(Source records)
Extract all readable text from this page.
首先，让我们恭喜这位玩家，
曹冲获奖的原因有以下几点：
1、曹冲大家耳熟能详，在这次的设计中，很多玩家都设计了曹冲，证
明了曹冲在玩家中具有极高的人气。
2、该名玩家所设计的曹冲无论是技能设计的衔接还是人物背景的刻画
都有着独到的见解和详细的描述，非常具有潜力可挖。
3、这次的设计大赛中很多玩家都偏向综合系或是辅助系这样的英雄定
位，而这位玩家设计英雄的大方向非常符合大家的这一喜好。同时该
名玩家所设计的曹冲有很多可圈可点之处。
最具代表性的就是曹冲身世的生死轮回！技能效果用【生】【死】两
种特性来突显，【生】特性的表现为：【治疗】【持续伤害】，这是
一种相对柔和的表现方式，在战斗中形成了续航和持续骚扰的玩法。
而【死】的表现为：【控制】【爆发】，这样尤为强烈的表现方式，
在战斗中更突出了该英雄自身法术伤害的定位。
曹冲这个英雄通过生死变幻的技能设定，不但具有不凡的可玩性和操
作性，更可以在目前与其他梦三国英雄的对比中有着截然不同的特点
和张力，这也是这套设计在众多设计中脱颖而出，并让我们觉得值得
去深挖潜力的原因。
* * *
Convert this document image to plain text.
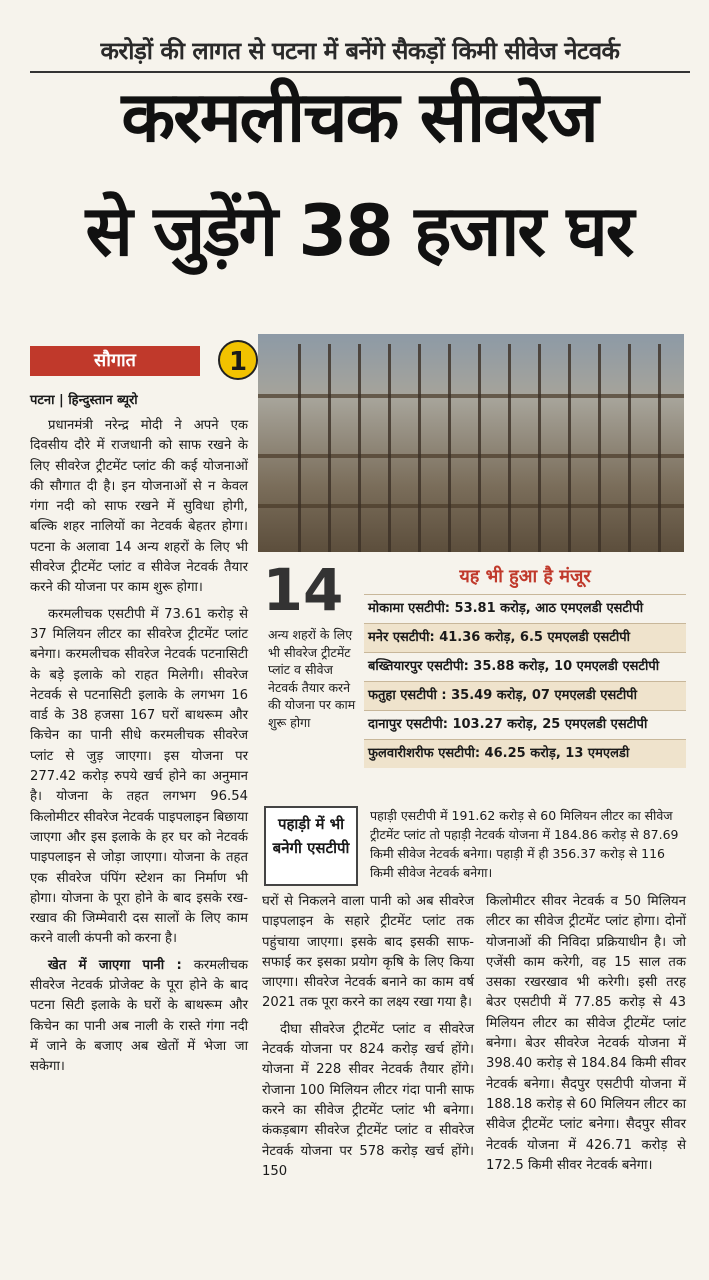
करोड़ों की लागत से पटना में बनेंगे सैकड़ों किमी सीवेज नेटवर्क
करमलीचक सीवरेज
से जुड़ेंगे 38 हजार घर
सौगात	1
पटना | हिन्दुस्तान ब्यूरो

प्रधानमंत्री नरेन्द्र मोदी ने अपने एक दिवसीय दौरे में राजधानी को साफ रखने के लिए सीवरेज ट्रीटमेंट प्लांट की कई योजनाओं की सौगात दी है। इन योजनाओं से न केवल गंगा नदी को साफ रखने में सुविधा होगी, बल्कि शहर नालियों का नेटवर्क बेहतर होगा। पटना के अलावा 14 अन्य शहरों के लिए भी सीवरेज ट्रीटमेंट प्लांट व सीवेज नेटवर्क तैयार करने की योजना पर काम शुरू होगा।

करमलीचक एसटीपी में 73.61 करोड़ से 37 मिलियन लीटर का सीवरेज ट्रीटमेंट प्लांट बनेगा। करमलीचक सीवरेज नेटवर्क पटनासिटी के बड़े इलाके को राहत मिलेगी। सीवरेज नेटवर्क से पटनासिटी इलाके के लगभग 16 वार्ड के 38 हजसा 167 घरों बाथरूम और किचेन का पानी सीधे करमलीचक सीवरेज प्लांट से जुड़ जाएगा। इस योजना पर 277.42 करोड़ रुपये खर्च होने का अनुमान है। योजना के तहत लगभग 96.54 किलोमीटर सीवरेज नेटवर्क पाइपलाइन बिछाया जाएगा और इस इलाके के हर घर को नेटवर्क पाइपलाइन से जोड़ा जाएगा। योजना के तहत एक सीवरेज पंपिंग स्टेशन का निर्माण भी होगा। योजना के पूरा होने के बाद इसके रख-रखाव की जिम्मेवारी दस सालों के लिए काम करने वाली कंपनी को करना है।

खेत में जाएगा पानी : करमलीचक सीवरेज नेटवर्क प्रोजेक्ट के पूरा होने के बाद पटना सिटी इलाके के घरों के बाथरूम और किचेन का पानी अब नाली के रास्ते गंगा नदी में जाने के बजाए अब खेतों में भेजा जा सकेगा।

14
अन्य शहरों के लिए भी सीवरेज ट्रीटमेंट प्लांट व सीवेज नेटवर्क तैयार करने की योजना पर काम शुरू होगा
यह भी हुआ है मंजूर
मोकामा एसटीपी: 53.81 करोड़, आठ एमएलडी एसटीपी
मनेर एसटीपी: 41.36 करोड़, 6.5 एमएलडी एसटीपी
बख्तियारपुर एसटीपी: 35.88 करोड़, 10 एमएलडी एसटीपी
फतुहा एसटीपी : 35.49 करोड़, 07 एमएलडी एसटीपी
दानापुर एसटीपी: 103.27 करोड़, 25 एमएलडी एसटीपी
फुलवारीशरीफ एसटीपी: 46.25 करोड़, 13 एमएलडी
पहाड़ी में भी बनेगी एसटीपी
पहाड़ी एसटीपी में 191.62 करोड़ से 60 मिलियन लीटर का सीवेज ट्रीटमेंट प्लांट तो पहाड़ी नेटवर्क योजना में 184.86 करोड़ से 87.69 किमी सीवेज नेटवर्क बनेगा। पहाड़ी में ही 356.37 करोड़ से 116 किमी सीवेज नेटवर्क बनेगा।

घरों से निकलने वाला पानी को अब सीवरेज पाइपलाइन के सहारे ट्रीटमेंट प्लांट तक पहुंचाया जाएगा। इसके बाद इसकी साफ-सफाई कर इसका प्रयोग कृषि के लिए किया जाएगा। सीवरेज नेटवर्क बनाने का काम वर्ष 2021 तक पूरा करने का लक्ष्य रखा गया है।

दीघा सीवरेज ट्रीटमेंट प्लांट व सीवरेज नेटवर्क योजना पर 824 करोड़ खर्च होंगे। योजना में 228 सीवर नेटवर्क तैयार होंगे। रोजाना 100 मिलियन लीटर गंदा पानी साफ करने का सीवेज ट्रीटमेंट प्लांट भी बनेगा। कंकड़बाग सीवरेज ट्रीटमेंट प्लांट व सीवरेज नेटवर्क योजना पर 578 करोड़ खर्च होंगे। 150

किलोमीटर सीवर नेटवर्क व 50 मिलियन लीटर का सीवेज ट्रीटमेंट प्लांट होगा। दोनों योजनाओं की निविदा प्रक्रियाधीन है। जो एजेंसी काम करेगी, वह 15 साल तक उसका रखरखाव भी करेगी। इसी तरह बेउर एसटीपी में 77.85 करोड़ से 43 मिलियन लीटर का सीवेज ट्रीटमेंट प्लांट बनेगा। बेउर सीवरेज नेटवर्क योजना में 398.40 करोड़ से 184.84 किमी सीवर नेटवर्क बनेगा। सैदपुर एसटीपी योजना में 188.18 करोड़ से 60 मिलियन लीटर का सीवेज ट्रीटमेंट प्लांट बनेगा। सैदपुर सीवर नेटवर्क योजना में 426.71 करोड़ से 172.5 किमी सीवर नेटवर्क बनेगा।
==
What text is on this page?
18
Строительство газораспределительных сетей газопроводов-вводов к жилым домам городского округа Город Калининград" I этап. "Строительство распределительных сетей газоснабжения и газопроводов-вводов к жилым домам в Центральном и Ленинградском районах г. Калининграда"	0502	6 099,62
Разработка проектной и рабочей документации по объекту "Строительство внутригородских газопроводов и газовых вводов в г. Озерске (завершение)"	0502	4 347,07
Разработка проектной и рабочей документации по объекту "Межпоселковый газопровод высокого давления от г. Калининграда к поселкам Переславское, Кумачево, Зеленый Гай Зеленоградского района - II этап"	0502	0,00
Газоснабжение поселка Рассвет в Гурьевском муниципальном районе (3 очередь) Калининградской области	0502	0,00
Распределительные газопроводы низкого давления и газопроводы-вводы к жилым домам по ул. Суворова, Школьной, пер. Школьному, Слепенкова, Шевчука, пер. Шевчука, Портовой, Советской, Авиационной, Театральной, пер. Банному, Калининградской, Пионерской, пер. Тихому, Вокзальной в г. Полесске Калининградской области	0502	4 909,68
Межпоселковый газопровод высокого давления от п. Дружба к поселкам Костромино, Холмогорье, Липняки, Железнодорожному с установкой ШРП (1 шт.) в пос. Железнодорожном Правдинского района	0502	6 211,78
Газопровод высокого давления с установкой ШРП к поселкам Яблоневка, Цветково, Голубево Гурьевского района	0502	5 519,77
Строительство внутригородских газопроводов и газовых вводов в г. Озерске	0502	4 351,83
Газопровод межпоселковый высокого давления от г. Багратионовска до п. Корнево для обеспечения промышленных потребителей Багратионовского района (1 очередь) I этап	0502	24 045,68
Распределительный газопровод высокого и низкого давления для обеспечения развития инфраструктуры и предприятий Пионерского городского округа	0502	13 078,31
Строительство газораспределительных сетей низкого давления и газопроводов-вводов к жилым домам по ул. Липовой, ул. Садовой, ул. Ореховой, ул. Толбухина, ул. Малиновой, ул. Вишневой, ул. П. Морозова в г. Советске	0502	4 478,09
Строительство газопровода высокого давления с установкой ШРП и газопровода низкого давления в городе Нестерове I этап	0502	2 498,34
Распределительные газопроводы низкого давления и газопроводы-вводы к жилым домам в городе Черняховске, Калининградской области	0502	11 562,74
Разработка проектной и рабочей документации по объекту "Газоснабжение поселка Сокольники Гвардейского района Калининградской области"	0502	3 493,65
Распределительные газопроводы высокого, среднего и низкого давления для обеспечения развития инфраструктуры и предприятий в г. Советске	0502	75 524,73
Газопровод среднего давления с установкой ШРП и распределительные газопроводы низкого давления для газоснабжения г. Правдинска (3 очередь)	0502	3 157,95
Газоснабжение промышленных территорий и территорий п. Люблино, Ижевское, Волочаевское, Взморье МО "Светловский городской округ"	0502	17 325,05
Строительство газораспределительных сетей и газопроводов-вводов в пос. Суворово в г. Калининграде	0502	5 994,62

◆ **Work to do**: State the number of lines in the records that contain the string "text", and nothing more.

◆ **Task output**: 3